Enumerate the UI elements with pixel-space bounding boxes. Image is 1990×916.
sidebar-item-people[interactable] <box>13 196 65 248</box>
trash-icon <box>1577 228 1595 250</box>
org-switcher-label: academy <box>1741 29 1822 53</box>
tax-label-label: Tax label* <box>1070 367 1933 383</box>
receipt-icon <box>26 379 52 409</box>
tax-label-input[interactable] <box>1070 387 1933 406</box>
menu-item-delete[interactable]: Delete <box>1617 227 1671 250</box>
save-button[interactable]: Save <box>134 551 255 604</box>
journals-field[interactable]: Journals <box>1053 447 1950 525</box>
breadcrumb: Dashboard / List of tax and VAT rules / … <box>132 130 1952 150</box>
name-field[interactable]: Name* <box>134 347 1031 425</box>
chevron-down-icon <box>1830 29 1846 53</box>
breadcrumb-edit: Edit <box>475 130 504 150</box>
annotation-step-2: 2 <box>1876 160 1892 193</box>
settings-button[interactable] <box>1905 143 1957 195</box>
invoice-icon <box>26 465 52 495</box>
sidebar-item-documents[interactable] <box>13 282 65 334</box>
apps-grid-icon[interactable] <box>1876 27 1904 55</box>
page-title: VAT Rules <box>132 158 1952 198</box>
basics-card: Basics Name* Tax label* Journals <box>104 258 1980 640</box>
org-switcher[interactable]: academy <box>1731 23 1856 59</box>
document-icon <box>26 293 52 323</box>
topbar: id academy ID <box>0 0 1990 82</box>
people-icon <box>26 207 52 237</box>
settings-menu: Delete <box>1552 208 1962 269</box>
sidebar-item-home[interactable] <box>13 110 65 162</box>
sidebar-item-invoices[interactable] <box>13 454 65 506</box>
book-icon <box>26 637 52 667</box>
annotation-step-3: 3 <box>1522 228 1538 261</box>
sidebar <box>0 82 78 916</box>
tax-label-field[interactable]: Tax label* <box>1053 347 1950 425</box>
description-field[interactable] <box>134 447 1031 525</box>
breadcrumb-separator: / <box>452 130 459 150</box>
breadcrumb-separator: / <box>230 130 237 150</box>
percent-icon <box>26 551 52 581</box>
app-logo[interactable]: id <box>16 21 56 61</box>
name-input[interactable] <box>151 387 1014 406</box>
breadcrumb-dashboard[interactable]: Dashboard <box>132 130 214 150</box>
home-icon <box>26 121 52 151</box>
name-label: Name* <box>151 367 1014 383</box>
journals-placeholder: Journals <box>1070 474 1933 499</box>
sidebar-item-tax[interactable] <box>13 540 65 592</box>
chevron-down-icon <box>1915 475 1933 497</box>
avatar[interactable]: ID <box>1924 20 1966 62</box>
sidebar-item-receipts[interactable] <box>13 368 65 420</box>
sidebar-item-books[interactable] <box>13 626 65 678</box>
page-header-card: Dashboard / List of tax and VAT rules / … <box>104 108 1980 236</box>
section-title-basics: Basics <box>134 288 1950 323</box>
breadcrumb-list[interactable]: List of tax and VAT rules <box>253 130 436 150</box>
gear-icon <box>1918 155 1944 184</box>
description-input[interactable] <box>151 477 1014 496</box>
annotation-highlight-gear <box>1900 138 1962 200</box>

☆ ☆ ☆ ☆

● **BRIEF**
Report each line in the records above that contains the string "annotation".

● **ANSWER TO THE EXERCISE**
annotation-step-2: 2 <box>1876 160 1892 193</box>
annotation-step-3: 3 <box>1522 228 1538 261</box>
annotation-highlight-gear <box>1900 138 1962 200</box>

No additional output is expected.